Begin

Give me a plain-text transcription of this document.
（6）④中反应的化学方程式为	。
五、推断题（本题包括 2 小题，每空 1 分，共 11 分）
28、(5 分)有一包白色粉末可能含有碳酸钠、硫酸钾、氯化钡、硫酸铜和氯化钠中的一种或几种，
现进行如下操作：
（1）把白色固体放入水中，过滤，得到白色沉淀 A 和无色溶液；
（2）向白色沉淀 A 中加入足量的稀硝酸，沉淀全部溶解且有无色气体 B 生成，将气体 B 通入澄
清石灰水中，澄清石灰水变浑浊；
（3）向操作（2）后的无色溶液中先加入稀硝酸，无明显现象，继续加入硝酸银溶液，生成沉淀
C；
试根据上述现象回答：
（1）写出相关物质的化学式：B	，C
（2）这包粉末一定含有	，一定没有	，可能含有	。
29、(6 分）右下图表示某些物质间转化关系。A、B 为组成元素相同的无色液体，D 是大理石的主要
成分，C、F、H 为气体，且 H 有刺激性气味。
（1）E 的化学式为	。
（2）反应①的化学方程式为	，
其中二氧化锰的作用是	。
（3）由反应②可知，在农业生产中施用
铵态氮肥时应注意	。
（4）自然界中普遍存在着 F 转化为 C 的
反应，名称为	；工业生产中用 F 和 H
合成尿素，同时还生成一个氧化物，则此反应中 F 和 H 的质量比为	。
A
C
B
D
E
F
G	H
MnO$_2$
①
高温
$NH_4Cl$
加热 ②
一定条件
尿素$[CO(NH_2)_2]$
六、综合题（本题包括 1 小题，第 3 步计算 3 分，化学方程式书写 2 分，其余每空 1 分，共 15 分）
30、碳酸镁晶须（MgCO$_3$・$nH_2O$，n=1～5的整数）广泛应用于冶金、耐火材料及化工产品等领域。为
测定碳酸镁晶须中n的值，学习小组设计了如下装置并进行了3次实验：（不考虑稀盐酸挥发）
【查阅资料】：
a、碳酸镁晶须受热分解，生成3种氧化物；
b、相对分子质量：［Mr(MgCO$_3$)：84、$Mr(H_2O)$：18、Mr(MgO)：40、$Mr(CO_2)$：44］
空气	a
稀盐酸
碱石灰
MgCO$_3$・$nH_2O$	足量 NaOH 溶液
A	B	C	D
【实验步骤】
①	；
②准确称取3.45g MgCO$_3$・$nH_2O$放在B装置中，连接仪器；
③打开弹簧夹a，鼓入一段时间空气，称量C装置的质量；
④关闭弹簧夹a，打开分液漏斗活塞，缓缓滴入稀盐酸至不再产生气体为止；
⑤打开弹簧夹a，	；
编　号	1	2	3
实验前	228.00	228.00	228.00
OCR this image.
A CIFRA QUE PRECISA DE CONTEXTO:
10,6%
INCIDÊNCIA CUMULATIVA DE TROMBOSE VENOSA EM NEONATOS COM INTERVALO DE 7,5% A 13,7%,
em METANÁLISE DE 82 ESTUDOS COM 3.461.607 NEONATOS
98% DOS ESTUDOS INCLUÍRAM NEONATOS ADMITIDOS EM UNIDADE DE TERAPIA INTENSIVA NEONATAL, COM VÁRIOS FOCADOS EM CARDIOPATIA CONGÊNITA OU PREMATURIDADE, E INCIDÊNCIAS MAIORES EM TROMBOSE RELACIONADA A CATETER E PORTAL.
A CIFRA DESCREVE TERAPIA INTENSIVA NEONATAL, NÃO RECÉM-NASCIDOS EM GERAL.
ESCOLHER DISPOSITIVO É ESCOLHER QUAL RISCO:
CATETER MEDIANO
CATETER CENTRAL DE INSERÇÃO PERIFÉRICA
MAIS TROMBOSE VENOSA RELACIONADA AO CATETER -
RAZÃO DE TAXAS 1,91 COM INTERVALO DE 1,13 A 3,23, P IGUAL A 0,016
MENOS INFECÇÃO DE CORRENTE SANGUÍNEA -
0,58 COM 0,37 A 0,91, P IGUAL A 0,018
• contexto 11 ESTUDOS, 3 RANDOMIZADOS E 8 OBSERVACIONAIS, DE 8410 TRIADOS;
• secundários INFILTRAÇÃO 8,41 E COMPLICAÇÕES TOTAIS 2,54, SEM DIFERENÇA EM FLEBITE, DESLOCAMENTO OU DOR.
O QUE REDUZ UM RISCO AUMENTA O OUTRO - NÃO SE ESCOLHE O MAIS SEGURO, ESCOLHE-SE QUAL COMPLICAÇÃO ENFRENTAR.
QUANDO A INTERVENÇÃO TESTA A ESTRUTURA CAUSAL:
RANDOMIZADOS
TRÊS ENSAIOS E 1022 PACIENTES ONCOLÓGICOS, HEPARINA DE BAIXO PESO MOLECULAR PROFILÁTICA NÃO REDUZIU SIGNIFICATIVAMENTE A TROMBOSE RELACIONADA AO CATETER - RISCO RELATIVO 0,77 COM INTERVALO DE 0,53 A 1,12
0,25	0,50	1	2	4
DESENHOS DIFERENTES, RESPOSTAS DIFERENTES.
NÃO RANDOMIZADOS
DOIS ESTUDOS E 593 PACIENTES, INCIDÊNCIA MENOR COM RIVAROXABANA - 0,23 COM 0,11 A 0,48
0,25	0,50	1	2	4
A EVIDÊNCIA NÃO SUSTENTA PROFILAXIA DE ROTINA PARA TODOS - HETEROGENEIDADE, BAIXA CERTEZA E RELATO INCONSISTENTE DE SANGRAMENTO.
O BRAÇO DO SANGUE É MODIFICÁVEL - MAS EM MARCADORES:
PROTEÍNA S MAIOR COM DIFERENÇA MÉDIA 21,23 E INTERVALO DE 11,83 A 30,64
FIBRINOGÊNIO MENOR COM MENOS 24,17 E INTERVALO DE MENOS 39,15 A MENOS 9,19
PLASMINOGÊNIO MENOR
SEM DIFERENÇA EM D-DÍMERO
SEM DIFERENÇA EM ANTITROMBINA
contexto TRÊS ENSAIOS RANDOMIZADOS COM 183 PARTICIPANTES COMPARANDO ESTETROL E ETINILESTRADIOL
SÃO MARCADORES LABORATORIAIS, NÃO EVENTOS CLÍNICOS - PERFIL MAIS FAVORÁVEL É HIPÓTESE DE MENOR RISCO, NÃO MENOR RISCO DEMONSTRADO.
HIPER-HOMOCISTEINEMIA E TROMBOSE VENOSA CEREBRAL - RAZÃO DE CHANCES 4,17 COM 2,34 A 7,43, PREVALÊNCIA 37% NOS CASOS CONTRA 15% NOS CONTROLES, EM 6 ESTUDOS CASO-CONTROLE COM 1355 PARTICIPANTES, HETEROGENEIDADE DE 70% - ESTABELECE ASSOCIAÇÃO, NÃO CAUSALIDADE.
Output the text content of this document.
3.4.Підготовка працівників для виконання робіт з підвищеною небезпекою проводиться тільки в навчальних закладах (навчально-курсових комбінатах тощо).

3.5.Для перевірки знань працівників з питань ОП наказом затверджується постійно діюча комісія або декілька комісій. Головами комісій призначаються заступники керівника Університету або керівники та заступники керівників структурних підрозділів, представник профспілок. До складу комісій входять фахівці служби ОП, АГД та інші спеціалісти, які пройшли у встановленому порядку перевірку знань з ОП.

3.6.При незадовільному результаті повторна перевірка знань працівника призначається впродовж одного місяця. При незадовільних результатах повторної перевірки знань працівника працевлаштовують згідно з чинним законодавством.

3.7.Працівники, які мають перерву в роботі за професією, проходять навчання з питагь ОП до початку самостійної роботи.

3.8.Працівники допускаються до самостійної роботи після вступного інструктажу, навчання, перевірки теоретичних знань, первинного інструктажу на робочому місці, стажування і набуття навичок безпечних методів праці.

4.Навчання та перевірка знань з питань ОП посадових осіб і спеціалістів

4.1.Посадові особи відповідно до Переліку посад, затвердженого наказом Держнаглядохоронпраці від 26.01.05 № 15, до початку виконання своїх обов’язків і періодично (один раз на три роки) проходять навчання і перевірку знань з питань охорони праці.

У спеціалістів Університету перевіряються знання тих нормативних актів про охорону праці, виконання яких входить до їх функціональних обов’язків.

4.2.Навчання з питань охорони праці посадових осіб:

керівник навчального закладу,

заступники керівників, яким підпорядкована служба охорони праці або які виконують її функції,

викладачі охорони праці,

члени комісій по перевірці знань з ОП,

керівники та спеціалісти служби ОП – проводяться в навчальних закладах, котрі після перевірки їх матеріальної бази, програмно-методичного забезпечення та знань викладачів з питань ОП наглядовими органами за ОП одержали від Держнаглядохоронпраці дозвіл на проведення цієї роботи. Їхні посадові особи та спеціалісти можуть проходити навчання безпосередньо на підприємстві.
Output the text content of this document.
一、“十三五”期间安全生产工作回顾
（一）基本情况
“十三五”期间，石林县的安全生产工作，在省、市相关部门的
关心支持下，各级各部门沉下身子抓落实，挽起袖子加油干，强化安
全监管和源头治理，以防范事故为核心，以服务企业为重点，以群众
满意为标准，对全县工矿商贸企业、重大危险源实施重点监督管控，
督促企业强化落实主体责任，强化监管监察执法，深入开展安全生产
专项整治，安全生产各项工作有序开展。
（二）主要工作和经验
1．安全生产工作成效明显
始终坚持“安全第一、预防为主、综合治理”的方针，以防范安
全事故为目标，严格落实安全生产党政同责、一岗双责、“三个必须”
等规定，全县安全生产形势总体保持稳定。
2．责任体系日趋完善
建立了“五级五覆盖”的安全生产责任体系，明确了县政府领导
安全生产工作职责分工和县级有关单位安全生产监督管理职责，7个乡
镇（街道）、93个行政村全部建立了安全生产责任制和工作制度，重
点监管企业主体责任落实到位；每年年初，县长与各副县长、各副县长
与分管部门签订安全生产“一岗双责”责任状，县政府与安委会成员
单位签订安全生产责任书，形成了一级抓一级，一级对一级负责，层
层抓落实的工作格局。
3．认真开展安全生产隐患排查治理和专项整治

End

Show all lines from the records above where the word "спеціалістів" occurs.

Correct output >>
4.Навчання та перевірка знань з питань ОП посадових осіб і спеціалістів
У спеціалістів Університету перевіряються знання тих нормативних актів про охорону праці, виконання яких входить до їх функціональних обов’язків.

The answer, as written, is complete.